— WHAT IS BEING ASKED —
Repeat each line word for word.
— start of DATA TO PROCESS —
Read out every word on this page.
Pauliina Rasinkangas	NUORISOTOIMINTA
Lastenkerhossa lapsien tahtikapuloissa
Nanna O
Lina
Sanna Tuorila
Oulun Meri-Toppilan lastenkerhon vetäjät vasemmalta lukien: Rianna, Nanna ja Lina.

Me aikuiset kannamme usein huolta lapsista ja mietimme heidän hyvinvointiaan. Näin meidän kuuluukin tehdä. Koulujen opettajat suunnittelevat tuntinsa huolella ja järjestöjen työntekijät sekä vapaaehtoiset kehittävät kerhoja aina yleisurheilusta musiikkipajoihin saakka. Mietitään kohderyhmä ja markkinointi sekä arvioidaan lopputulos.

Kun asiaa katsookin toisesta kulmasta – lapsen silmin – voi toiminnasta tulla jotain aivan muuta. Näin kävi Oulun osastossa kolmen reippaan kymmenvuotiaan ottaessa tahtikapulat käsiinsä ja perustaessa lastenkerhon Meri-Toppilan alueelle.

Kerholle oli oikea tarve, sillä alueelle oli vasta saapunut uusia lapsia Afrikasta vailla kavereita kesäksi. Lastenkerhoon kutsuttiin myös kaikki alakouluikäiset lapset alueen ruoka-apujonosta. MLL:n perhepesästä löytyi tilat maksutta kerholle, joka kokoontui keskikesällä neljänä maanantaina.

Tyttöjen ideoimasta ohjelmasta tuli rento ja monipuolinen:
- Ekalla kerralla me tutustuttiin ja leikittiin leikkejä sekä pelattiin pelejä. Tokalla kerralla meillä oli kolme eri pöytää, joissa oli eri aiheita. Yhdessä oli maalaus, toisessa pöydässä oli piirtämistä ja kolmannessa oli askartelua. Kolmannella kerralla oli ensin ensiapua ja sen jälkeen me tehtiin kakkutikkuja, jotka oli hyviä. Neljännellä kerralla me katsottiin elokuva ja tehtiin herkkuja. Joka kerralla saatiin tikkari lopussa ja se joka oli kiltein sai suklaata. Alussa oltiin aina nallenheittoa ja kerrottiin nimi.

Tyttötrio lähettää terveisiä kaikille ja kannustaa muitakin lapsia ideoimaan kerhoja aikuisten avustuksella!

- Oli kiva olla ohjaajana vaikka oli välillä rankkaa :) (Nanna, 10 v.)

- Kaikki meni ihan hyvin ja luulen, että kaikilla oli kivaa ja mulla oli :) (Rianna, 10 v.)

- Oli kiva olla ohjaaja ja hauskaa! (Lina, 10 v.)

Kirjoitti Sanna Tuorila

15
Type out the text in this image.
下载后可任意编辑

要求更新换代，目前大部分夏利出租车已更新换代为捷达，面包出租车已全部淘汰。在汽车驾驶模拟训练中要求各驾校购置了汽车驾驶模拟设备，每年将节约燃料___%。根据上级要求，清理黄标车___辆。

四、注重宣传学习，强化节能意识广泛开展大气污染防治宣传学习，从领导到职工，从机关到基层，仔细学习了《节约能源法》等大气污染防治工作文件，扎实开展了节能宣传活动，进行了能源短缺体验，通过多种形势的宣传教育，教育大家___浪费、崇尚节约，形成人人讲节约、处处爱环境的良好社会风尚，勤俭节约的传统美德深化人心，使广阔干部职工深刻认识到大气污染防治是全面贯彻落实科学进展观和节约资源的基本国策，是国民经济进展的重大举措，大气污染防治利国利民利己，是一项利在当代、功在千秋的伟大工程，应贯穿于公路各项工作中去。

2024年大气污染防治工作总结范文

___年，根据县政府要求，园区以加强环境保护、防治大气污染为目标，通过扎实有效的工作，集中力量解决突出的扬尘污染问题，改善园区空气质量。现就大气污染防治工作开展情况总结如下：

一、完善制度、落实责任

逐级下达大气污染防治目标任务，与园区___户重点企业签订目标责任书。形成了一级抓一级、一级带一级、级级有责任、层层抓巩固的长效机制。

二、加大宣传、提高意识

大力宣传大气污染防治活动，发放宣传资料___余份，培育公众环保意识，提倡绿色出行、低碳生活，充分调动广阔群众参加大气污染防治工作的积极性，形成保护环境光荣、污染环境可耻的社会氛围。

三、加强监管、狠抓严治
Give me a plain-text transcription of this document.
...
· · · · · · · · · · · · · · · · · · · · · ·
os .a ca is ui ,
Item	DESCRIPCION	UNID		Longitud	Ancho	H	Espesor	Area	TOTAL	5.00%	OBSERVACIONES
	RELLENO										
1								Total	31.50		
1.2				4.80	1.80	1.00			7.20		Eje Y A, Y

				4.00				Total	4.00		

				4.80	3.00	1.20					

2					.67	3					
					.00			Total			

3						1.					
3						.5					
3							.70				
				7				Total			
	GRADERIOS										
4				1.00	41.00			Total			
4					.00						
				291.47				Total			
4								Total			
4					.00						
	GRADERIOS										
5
— end of DATA TO PROCESS —
— FULL OUTPUT —
Read out every word on this page.
Pauliina Rasinkangas	NUORISOTOIMINTA
Lastenkerhossa lapsien tahtikapuloissa
Nanna O
Lina
Sanna Tuorila
Oulun Meri-Toppilan lastenkerhon vetäjät vasemmalta lukien: Rianna, Nanna ja Lina.

Me aikuiset kannamme usein huolta lapsista ja mietimme heidän hyvinvointiaan. Näin meidän kuuluukin tehdä. Koulujen opettajat suunnittelevat tuntinsa huolella ja järjestöjen työntekijät sekä vapaaehtoiset kehittävät kerhoja aina yleisurheilusta musiikkipajoihin saakka. Mietitään kohderyhmä ja markkinointi sekä arvioidaan lopputulos.

Kun asiaa katsookin toisesta kulmasta – lapsen silmin – voi toiminnasta tulla jotain aivan muuta. Näin kävi Oulun osastossa kolmen reippaan kymmenvuotiaan ottaessa tahtikapulat käsiinsä ja perustaessa lastenkerhon Meri-Toppilan alueelle.

Kerholle oli oikea tarve, sillä alueelle oli vasta saapunut uusia lapsia Afrikasta vailla kavereita kesäksi. Lastenkerhoon kutsuttiin myös kaikki alakouluikäiset lapset alueen ruoka-apujonosta. MLL:n perhepesästä löytyi tilat maksutta kerholle, joka kokoontui keskikesällä neljänä maanantaina.

Tyttöjen ideoimasta ohjelmasta tuli rento ja monipuolinen:
- Ekalla kerralla me tutustuttiin ja leikittiin leikkejä sekä pelattiin pelejä. Tokalla kerralla meillä oli kolme eri pöytää, joissa oli eri aiheita. Yhdessä oli maalaus, toisessa pöydässä oli piirtämistä ja kolmannessa oli askartelua. Kolmannella kerralla oli ensin ensiapua ja sen jälkeen me tehtiin kakkutikkuja, jotka oli hyviä. Neljännellä kerralla me katsottiin elokuva ja tehtiin herkkuja. Joka kerralla saatiin tikkari lopussa ja se joka oli kiltein sai suklaata. Alussa oltiin aina nallenheittoa ja kerrottiin nimi.

Tyttötrio lähettää terveisiä kaikille ja kannustaa muitakin lapsia ideoimaan kerhoja aikuisten avustuksella!

- Oli kiva olla ohjaajana vaikka oli välillä rankkaa :) (Nanna, 10 v.)

- Kaikki meni ihan hyvin ja luulen, että kaikilla oli kivaa ja mulla oli :) (Rianna, 10 v.)

- Oli kiva olla ohjaaja ja hauskaa! (Lina, 10 v.)

Kirjoitti Sanna Tuorila

15
Type out the text in this image.
下载后可任意编辑

要求更新换代，目前大部分夏利出租车已更新换代为捷达，面包出租车已全部淘汰。在汽车驾驶模拟训练中要求各驾校购置了汽车驾驶模拟设备，每年将节约燃料___%。根据上级要求，清理黄标车___辆。

四、注重宣传学习，强化节能意识广泛开展大气污染防治宣传学习，从领导到职工，从机关到基层，仔细学习了《节约能源法》等大气污染防治工作文件，扎实开展了节能宣传活动，进行了能源短缺体验，通过多种形势的宣传教育，教育大家___浪费、崇尚节约，形成人人讲节约、处处爱环境的良好社会风尚，勤俭节约的传统美德深化人心，使广阔干部职工深刻认识到大气污染防治是全面贯彻落实科学进展观和节约资源的基本国策，是国民经济进展的重大举措，大气污染防治利国利民利己，是一项利在当代、功在千秋的伟大工程，应贯穿于公路各项工作中去。

2024年大气污染防治工作总结范文

___年，根据县政府要求，园区以加强环境保护、防治大气污染为目标，通过扎实有效的工作，集中力量解决突出的扬尘污染问题，改善园区空气质量。现就大气污染防治工作开展情况总结如下：

一、完善制度、落实责任

逐级下达大气污染防治目标任务，与园区___户重点企业签订目标责任书。形成了一级抓一级、一级带一级、级级有责任、层层抓巩固的长效机制。

二、加大宣传、提高意识

大力宣传大气污染防治活动，发放宣传资料___余份，培育公众环保意识，提倡绿色出行、低碳生活，充分调动广阔群众参加大气污染防治工作的积极性，形成保护环境光荣、污染环境可耻的社会氛围。

三、加强监管、狠抓严治
Give me a plain-text transcription of this document.
...
· · · · · · · · · · · · · · · · · · · · · ·
os .a ca is ui ,
Item	DESCRIPCION	UNID		Longitud	Ancho	H	Espesor	Area	TOTAL	5.00%	OBSERVACIONES
	RELLENO										
1								Total	31.50		
1.2				4.80	1.80	1.00			7.20		Eje Y A, Y

				4.00				Total	4.00		

				4.80	3.00	1.20					

2					.67	3					
					.00			Total			

3						1.					
3						.5					
3							.70				
				7				Total			
	GRADERIOS										
4				1.00	41.00			Total			
4					.00						
				291.47				Total			
4								Total			
4					.00						
	GRADERIOS										
5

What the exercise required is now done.